## Aim of the task
Lines containing the word "text" should be extracted in full.

Saved entries:

---+---

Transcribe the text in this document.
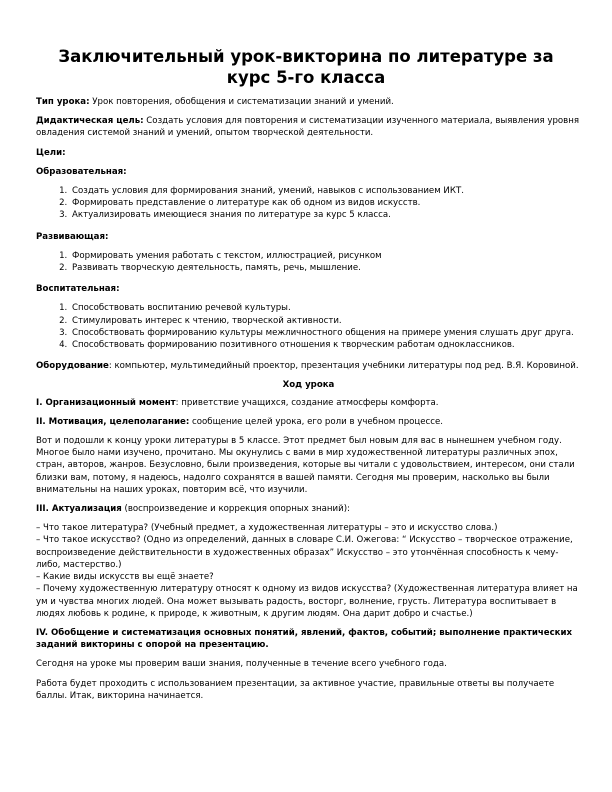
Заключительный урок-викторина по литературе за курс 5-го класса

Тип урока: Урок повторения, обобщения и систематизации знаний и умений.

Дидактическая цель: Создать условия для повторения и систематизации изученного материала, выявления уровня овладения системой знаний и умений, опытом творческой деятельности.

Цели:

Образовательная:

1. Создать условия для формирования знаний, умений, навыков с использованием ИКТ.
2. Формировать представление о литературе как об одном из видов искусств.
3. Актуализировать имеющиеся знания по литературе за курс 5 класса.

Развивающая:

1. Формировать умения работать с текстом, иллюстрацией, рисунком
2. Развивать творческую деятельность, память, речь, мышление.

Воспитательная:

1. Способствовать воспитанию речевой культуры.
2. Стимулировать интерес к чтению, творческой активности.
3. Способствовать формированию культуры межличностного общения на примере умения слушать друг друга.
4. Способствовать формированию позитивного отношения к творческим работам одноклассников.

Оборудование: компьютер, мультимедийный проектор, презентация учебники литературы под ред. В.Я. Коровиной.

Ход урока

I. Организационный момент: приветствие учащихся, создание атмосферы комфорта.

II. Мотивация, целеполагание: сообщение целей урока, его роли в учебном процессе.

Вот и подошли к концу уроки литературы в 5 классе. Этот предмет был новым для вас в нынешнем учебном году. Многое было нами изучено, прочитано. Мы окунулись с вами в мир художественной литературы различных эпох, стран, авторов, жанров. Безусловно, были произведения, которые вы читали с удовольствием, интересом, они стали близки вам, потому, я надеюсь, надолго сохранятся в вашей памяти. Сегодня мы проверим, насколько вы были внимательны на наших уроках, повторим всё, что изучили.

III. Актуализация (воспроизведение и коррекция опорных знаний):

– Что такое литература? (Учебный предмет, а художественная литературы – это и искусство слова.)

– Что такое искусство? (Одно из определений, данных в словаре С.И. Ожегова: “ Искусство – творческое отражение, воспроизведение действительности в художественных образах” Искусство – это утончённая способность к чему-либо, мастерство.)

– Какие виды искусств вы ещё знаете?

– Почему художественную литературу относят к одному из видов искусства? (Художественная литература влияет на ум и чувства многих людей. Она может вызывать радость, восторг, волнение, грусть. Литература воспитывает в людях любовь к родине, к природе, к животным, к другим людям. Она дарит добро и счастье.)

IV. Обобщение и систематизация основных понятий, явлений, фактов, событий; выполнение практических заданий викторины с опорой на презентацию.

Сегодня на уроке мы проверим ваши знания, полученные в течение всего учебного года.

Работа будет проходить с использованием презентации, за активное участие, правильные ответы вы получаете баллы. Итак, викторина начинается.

---+---

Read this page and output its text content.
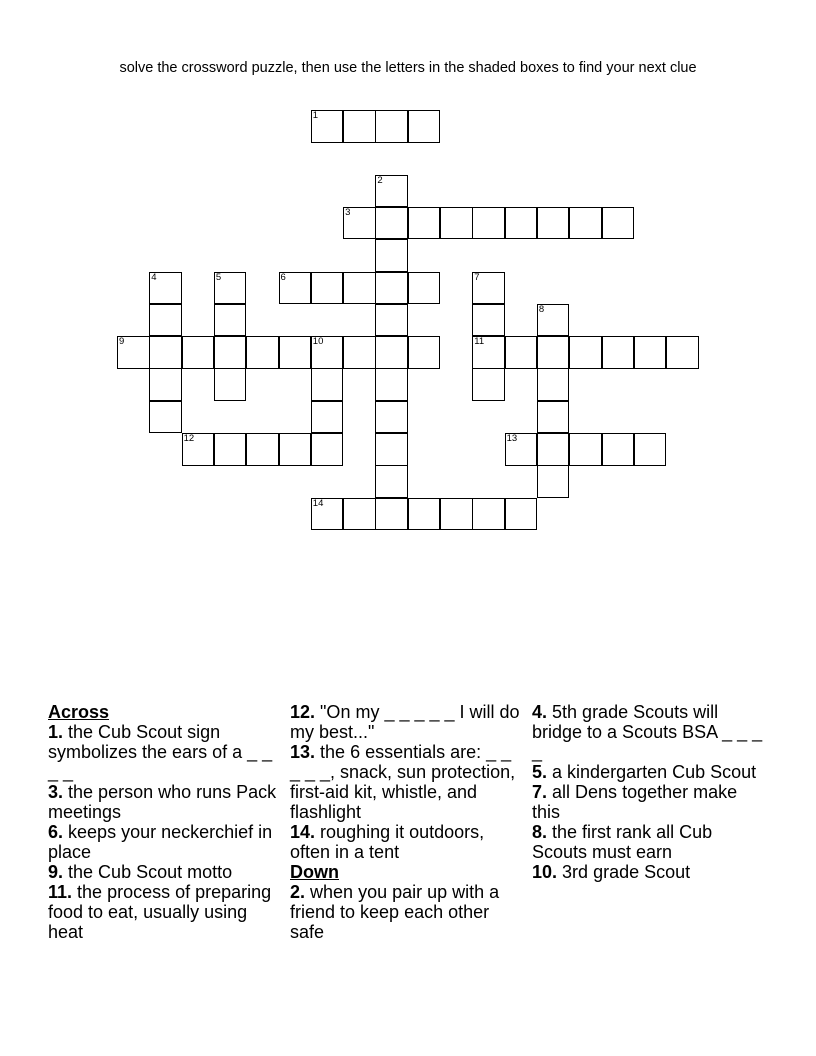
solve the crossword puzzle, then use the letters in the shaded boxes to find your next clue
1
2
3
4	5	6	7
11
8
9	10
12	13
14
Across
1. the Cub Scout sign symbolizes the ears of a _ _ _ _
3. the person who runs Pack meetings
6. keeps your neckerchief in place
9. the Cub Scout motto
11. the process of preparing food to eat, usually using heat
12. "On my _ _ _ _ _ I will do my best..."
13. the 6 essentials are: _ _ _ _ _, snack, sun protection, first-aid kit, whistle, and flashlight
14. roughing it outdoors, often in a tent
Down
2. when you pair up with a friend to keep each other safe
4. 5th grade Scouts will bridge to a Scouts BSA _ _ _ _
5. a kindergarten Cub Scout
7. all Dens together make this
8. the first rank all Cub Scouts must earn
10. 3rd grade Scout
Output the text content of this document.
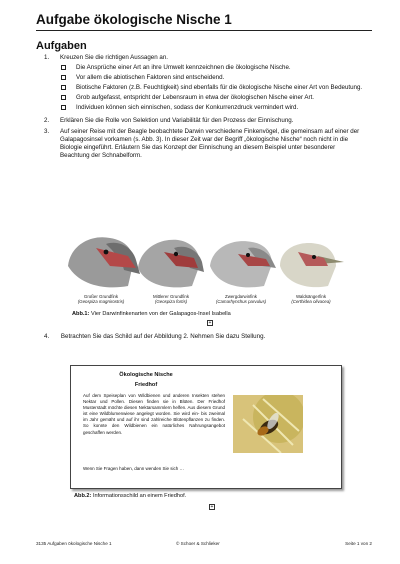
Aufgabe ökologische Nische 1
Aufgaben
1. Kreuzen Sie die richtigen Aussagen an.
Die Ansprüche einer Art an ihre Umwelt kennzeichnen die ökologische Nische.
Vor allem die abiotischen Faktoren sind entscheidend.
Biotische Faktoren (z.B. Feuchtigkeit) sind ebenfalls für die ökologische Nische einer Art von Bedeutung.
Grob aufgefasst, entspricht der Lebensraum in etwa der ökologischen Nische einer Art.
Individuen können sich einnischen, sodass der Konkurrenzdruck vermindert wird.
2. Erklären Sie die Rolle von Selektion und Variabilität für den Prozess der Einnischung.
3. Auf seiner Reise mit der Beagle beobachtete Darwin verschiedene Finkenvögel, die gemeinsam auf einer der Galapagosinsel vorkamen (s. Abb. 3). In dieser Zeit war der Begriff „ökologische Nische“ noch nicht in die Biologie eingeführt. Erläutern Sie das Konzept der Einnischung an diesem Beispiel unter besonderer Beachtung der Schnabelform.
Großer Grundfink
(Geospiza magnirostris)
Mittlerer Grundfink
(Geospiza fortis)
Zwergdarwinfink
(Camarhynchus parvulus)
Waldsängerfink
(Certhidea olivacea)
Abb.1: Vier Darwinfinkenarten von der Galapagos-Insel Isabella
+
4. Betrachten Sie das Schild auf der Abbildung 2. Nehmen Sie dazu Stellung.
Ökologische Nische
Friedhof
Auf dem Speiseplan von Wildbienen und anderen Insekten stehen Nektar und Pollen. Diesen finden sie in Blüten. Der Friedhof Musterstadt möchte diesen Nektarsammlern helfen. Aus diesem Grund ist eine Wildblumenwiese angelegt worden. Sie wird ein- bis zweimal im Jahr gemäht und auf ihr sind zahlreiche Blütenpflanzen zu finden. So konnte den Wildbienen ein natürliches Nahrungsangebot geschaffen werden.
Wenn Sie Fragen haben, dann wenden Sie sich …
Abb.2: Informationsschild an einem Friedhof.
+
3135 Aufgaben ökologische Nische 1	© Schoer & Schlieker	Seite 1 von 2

---+---

## Exercise solution
Transcribe the text in this document.
Read this page and output its text content.
Output the text content of this document.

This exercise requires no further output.